Records about charts and figures
= = =
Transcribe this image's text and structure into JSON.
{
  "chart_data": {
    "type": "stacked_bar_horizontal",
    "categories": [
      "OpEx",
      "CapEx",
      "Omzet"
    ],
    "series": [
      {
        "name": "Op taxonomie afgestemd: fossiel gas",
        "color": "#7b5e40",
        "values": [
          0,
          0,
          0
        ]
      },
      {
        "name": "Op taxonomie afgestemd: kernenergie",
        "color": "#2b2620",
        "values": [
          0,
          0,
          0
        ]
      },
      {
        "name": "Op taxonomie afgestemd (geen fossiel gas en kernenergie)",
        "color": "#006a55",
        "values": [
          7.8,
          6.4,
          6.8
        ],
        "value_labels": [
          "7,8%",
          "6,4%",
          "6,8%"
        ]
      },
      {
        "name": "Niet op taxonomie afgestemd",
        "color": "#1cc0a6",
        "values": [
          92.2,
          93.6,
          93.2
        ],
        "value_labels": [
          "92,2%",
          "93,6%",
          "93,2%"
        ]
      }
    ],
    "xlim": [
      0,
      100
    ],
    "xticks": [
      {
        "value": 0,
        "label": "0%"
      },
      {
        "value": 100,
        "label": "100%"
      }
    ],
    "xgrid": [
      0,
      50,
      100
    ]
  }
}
= = =
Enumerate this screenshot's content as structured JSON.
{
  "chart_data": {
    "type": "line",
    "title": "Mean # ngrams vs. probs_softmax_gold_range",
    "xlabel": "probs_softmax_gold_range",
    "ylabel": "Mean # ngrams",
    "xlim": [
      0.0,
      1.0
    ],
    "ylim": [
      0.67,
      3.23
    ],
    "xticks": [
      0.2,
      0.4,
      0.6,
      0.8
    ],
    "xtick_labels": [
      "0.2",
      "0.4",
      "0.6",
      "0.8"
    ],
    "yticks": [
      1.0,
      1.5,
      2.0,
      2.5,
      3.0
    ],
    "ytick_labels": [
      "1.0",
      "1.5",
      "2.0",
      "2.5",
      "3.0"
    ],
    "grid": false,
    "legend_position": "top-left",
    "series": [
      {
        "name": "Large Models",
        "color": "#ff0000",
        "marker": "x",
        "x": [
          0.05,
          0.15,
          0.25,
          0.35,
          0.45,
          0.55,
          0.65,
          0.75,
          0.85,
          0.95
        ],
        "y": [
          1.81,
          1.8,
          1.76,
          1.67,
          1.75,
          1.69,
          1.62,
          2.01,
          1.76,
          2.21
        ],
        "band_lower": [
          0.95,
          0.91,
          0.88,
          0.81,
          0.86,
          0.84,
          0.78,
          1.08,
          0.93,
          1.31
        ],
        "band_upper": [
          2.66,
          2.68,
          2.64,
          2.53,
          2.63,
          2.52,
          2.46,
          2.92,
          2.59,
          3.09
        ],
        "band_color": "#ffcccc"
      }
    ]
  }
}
= = =
▶ REQUEST: Using the records above, pull out each line where the word "afgestemd" occurs.

▶ EXERCISE RESULT:
        "name": "Op taxonomie afgestemd: fossiel gas",
        "name": "Op taxonomie afgestemd: kernenergie",
        "name": "Op taxonomie afgestemd (geen fossiel gas en kernenergie)",
        "name": "Niet op taxonomie afgestemd",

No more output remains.